Written problem: Leaving out the pictures, please retype each record exactly.

Records from a dataset:
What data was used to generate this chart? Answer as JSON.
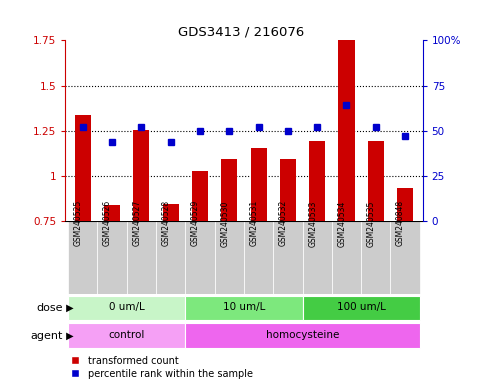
{
  "title": "GDS3413 / 216076",
  "samples": [
    "GSM240525",
    "GSM240526",
    "GSM240527",
    "GSM240528",
    "GSM240529",
    "GSM240530",
    "GSM240531",
    "GSM240532",
    "GSM240533",
    "GSM240534",
    "GSM240535",
    "GSM240848"
  ],
  "red_values": [
    1.335,
    0.84,
    1.255,
    0.845,
    1.025,
    1.095,
    1.155,
    1.095,
    1.195,
    1.845,
    1.195,
    0.935
  ],
  "blue_values": [
    52,
    44,
    52,
    44,
    50,
    50,
    52,
    50,
    52,
    64,
    52,
    47
  ],
  "ylim_left": [
    0.75,
    1.75
  ],
  "ylim_right": [
    0,
    100
  ],
  "yticks_left": [
    0.75,
    1.0,
    1.25,
    1.5,
    1.75
  ],
  "ytick_labels_left": [
    "0.75",
    "1",
    "1.25",
    "1.5",
    "1.75"
  ],
  "yticks_right": [
    0,
    25,
    50,
    75,
    100
  ],
  "ytick_labels_right": [
    "0",
    "25",
    "50",
    "75",
    "100%"
  ],
  "hlines": [
    1.0,
    1.25,
    1.5
  ],
  "dose_groups": [
    {
      "label": "0 um/L",
      "start": 0,
      "end": 4,
      "color": "#c8f5c8"
    },
    {
      "label": "10 um/L",
      "start": 4,
      "end": 8,
      "color": "#7de87d"
    },
    {
      "label": "100 um/L",
      "start": 8,
      "end": 12,
      "color": "#44cc44"
    }
  ],
  "agent_groups": [
    {
      "label": "control",
      "start": 0,
      "end": 4,
      "color": "#f5a0f5"
    },
    {
      "label": "homocysteine",
      "start": 4,
      "end": 12,
      "color": "#ee66ee"
    }
  ],
  "red_color": "#cc0000",
  "blue_color": "#0000cc",
  "bar_bottom": 0.75,
  "bar_width": 0.55,
  "sample_bg": "#cccccc",
  "bg_color": "#ffffff",
  "legend_red": "transformed count",
  "legend_blue": "percentile rank within the sample",
  "left_label": "dose",
  "left_label2": "agent"
}
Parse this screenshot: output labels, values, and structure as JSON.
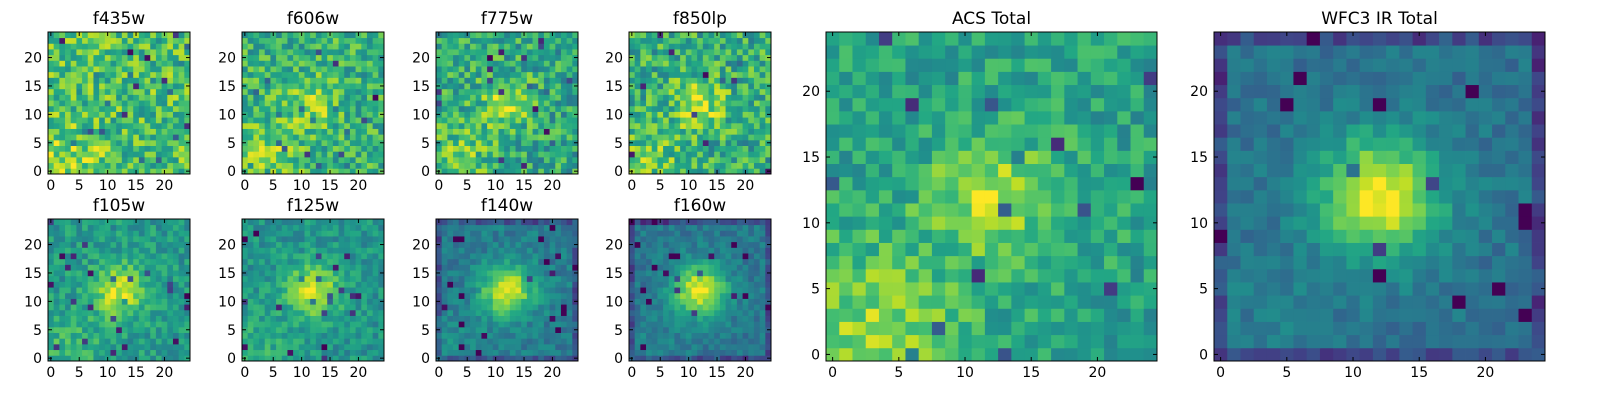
{
  "chart_data": [
    {
      "type": "heatmap",
      "title": "f435w",
      "xticks": [
        0,
        5,
        10,
        15,
        20
      ],
      "yticks": [
        0,
        5,
        10,
        15,
        20
      ],
      "xlim": [
        0,
        24
      ],
      "ylim": [
        0,
        24
      ],
      "grid": false,
      "colormap": "viridis",
      "shape": [
        25,
        25
      ],
      "source_center": null,
      "center_brightness": 0.0,
      "background_level": 0.7,
      "noise_level": 0.22,
      "lower_left_brightness": 0.15,
      "seed": 11
    },
    {
      "type": "heatmap",
      "title": "f606w",
      "xticks": [
        0,
        5,
        10,
        15,
        20
      ],
      "yticks": [
        0,
        5,
        10,
        15,
        20
      ],
      "xlim": [
        0,
        24
      ],
      "ylim": [
        0,
        24
      ],
      "grid": false,
      "colormap": "viridis",
      "shape": [
        25,
        25
      ],
      "source_center": [
        12,
        12
      ],
      "center_brightness": 0.2,
      "background_level": 0.64,
      "noise_level": 0.2,
      "lower_left_brightness": 0.22,
      "seed": 23
    },
    {
      "type": "heatmap",
      "title": "f775w",
      "xticks": [
        0,
        5,
        10,
        15,
        20
      ],
      "yticks": [
        0,
        5,
        10,
        15,
        20
      ],
      "xlim": [
        0,
        24
      ],
      "ylim": [
        0,
        24
      ],
      "grid": false,
      "colormap": "viridis",
      "shape": [
        25,
        25
      ],
      "source_center": [
        12,
        12
      ],
      "center_brightness": 0.26,
      "background_level": 0.6,
      "noise_level": 0.21,
      "lower_left_brightness": 0.18,
      "seed": 37
    },
    {
      "type": "heatmap",
      "title": "f850lp",
      "xticks": [
        0,
        5,
        10,
        15,
        20
      ],
      "yticks": [
        0,
        5,
        10,
        15,
        20
      ],
      "xlim": [
        0,
        24
      ],
      "ylim": [
        0,
        24
      ],
      "grid": false,
      "colormap": "viridis",
      "shape": [
        25,
        25
      ],
      "source_center": [
        12,
        12
      ],
      "center_brightness": 0.26,
      "background_level": 0.62,
      "noise_level": 0.22,
      "lower_left_brightness": 0.14,
      "seed": 41
    },
    {
      "type": "heatmap",
      "title": "f105w",
      "xticks": [
        0,
        5,
        10,
        15,
        20
      ],
      "yticks": [
        0,
        5,
        10,
        15,
        20
      ],
      "xlim": [
        0,
        24
      ],
      "ylim": [
        0,
        24
      ],
      "grid": false,
      "colormap": "viridis",
      "shape": [
        25,
        25
      ],
      "source_center": [
        12,
        12
      ],
      "center_brightness": 0.4,
      "background_level": 0.54,
      "noise_level": 0.13,
      "lower_left_brightness": 0.12,
      "seed": 53
    },
    {
      "type": "heatmap",
      "title": "f125w",
      "xticks": [
        0,
        5,
        10,
        15,
        20
      ],
      "yticks": [
        0,
        5,
        10,
        15,
        20
      ],
      "xlim": [
        0,
        24
      ],
      "ylim": [
        0,
        24
      ],
      "grid": false,
      "colormap": "viridis",
      "shape": [
        25,
        25
      ],
      "source_center": [
        12,
        12
      ],
      "center_brightness": 0.42,
      "background_level": 0.52,
      "noise_level": 0.12,
      "lower_left_brightness": 0.1,
      "seed": 67
    },
    {
      "type": "heatmap",
      "title": "f140w",
      "xticks": [
        0,
        5,
        10,
        15,
        20
      ],
      "yticks": [
        0,
        5,
        10,
        15,
        20
      ],
      "xlim": [
        0,
        24
      ],
      "ylim": [
        0,
        24
      ],
      "grid": false,
      "colormap": "viridis",
      "shape": [
        25,
        25
      ],
      "source_center": [
        12,
        12
      ],
      "center_brightness": 0.55,
      "background_level": 0.42,
      "noise_level": 0.1,
      "lower_left_brightness": 0.06,
      "seed": 71
    },
    {
      "type": "heatmap",
      "title": "f160w",
      "xticks": [
        0,
        5,
        10,
        15,
        20
      ],
      "yticks": [
        0,
        5,
        10,
        15,
        20
      ],
      "xlim": [
        0,
        24
      ],
      "ylim": [
        0,
        24
      ],
      "grid": false,
      "colormap": "viridis",
      "shape": [
        25,
        25
      ],
      "source_center": [
        12,
        12
      ],
      "center_brightness": 0.58,
      "background_level": 0.4,
      "noise_level": 0.09,
      "lower_left_brightness": 0.05,
      "seed": 83
    },
    {
      "type": "heatmap",
      "title": "ACS Total",
      "xticks": [
        0,
        5,
        10,
        15,
        20
      ],
      "yticks": [
        0,
        5,
        10,
        15,
        20
      ],
      "xlim": [
        0,
        24
      ],
      "ylim": [
        0,
        24
      ],
      "grid": false,
      "colormap": "viridis",
      "shape": [
        25,
        25
      ],
      "source_center": [
        12,
        12
      ],
      "center_brightness": 0.32,
      "background_level": 0.58,
      "noise_level": 0.15,
      "lower_left_brightness": 0.25,
      "seed": 97
    },
    {
      "type": "heatmap",
      "title": "WFC3 IR Total",
      "xticks": [
        0,
        5,
        10,
        15,
        20
      ],
      "yticks": [
        0,
        5,
        10,
        15,
        20
      ],
      "xlim": [
        0,
        24
      ],
      "ylim": [
        0,
        24
      ],
      "grid": false,
      "colormap": "viridis",
      "shape": [
        25,
        25
      ],
      "source_center": [
        12,
        12
      ],
      "center_brightness": 0.62,
      "background_level": 0.38,
      "noise_level": 0.08,
      "lower_left_brightness": 0.04,
      "seed": 101
    }
  ]
}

Final result:
What data was used to generate this chart? Answer as JSON.
{
  "title": "GDS3413 / 216076",
  "samples": [
    "GSM240525",
    "GSM240526",
    "GSM240527",
    "GSM240528",
    "GSM240529",
    "GSM240530",
    "GSM240531",
    "GSM240532",
    "GSM240533",
    "GSM240534",
    "GSM240535",
    "GSM240848"
  ],
  "red_values": [
    1.335,
    0.84,
    1.255,
    0.845,
    1.025,
    1.095,
    1.155,
    1.095,
    1.195,
    1.845,
    1.195,
    0.935
  ],
  "blue_values": [
    52,
    44,
    52,
    44,
    50,
    50,
    52,
    50,
    52,
    64,
    52,
    47
  ],
  "ylim_left": [
    0.75,
    1.75
  ],
  "ylim_right": [
    0,
    100
  ],
  "yticks_left": [
    0.75,
    1.0,
    1.25,
    1.5,
    1.75
  ],
  "ytick_labels_left": [
    "0.75",
    "1",
    "1.25",
    "1.5",
    "1.75"
  ],
  "yticks_right": [
    0,
    25,
    50,
    75,
    100
  ],
  "ytick_labels_right": [
    "0",
    "25",
    "50",
    "75",
    "100%"
  ],
  "hlines": [
    1.0,
    1.25,
    1.5
  ],
  "dose_groups": [
    {
      "label": "0 um/L",
      "start": 0,
      "end": 4,
      "color": "#c8f5c8"
    },
    {
      "label": "10 um/L",
      "start": 4,
      "end": 8,
      "color": "#7de87d"
    },
    {
      "label": "100 um/L",
      "start": 8,
      "end": 12,
      "color": "#44cc44"
    }
  ],
  "agent_groups": [
    {
      "label": "control",
      "start": 0,
      "end": 4,
      "color": "#f5a0f5"
    },
    {
      "label": "homocysteine",
      "start": 4,
      "end": 12,
      "color": "#ee66ee"
    }
  ],
  "red_color": "#cc0000",
  "blue_color": "#0000cc",
  "bar_bottom": 0.75,
  "bar_width": 0.55,
  "sample_bg": "#cccccc",
  "bg_color": "#ffffff",
  "legend_red": "transformed count",
  "legend_blue": "percentile rank within the sample",
  "left_label": "dose",
  "left_label2": "agent"
}
Parse this screenshot: output labels, values, and structure as JSON.
{
  "chart_data": [
    {
      "type": "heatmap",
      "title": "f435w",
      "xticks": [
        0,
        5,
        10,
        15,
        20
      ],
      "yticks": [
        0,
        5,
        10,
        15,
        20
      ],
      "xlim": [
        0,
        24
      ],
      "ylim": [
        0,
        24
      ],
      "grid": false,
      "colormap": "viridis",
      "shape": [
        25,
        25
      ],
      "source_center": null,
      "center_brightness": 0.0,
      "background_level": 0.7,
      "noise_level": 0.22,
      "lower_left_brightness": 0.15,
      "seed": 11
    },
    {
      "type": "heatmap",
      "title": "f606w",
      "xticks": [
        0,
        5,
        10,
        15,
        20
      ],
      "yticks": [
        0,
        5,
        10,
        15,
        20
      ],
      "xlim": [
        0,
        24
      ],
      "ylim": [
        0,
        24
      ],
      "grid": false,
      "colormap": "viridis",
      "shape": [
        25,
        25
      ],
      "source_center": [
        12,
        12
      ],
      "center_brightness": 0.2,
      "background_level": 0.64,
      "noise_level": 0.2,
      "lower_left_brightness": 0.22,
      "seed": 23
    },
    {
      "type": "heatmap",
      "title": "f775w",
      "xticks": [
        0,
        5,
        10,
        15,
        20
      ],
      "yticks": [
        0,
        5,
        10,
        15,
        20
      ],
      "xlim": [
        0,
        24
      ],
      "ylim": [
        0,
        24
      ],
      "grid": false,
      "colormap": "viridis",
      "shape": [
        25,
        25
      ],
      "source_center": [
        12,
        12
      ],
      "center_brightness": 0.26,
      "background_level": 0.6,
      "noise_level": 0.21,
      "lower_left_brightness": 0.18,
      "seed": 37
    },
    {
      "type": "heatmap",
      "title": "f850lp",
      "xticks": [
        0,
        5,
        10,
        15,
        20
      ],
      "yticks": [
        0,
        5,
        10,
        15,
        20
      ],
      "xlim": [
        0,
        24
      ],
      "ylim": [
        0,
        24
      ],
      "grid": false,
      "colormap": "viridis",
      "shape": [
        25,
        25
      ],
      "source_center": [
        12,
        12
      ],
      "center_brightness": 0.26,
      "background_level": 0.62,
      "noise_level": 0.22,
      "lower_left_brightness": 0.14,
      "seed": 41
    },
    {
      "type": "heatmap",
      "title": "f105w",
      "xticks": [
        0,
        5,
        10,
        15,
        20
      ],
      "yticks": [
        0,
        5,
        10,
        15,
        20
      ],
      "xlim": [
        0,
        24
      ],
      "ylim": [
        0,
        24
      ],
      "grid": false,
      "colormap": "viridis",
      "shape": [
        25,
        25
      ],
      "source_center": [
        12,
        12
      ],
      "center_brightness": 0.4,
      "background_level": 0.54,
      "noise_level": 0.13,
      "lower_left_brightness": 0.12,
      "seed": 53
    },
    {
      "type": "heatmap",
      "title": "f125w",
      "xticks": [
        0,
        5,
        10,
        15,
        20
      ],
      "yticks": [
        0,
        5,
        10,
        15,
        20
      ],
      "xlim": [
        0,
        24
      ],
      "ylim": [
        0,
        24
      ],
      "grid": false,
      "colormap": "viridis",
      "shape": [
        25,
        25
      ],
      "source_center": [
        12,
        12
      ],
      "center_brightness": 0.42,
      "background_level": 0.52,
      "noise_level": 0.12,
      "lower_left_brightness": 0.1,
      "seed": 67
    },
    {
      "type": "heatmap",
      "title": "f140w",
      "xticks": [
        0,
        5,
        10,
        15,
        20
      ],
      "yticks": [
        0,
        5,
        10,
        15,
        20
      ],
      "xlim": [
        0,
        24
      ],
      "ylim": [
        0,
        24
      ],
      "grid": false,
      "colormap": "viridis",
      "shape": [
        25,
        25
      ],
      "source_center": [
        12,
        12
      ],
      "center_brightness": 0.55,
      "background_level": 0.42,
      "noise_level": 0.1,
      "lower_left_brightness": 0.06,
      "seed": 71
    },
    {
      "type": "heatmap",
      "title": "f160w",
      "xticks": [
        0,
        5,
        10,
        15,
        20
      ],
      "yticks": [
        0,
        5,
        10,
        15,
        20
      ],
      "xlim": [
        0,
        24
      ],
      "ylim": [
        0,
        24
      ],
      "grid": false,
      "colormap": "viridis",
      "shape": [
        25,
        25
      ],
      "source_center": [
        12,
        12
      ],
      "center_brightness": 0.58,
      "background_level": 0.4,
      "noise_level": 0.09,
      "lower_left_brightness": 0.05,
      "seed": 83
    },
    {
      "type": "heatmap",
      "title": "ACS Total",
      "xticks": [
        0,
        5,
        10,
        15,
        20
      ],
      "yticks": [
        0,
        5,
        10,
        15,
        20
      ],
      "xlim": [
        0,
        24
      ],
      "ylim": [
        0,
        24
      ],
      "grid": false,
      "colormap": "viridis",
      "shape": [
        25,
        25
      ],
      "source_center": [
        12,
        12
      ],
      "center_brightness": 0.32,
      "background_level": 0.58,
      "noise_level": 0.15,
      "lower_left_brightness": 0.25,
      "seed": 97
    },
    {
      "type": "heatmap",
      "title": "WFC3 IR Total",
      "xticks": [
        0,
        5,
        10,
        15,
        20
      ],
      "yticks": [
        0,
        5,
        10,
        15,
        20
      ],
      "xlim": [
        0,
        24
      ],
      "ylim": [
        0,
        24
      ],
      "grid": false,
      "colormap": "viridis",
      "shape": [
        25,
        25
      ],
      "source_center": [
        12,
        12
      ],
      "center_brightness": 0.62,
      "background_level": 0.38,
      "noise_level": 0.08,
      "lower_left_brightness": 0.04,
      "seed": 101
    }
  ]
}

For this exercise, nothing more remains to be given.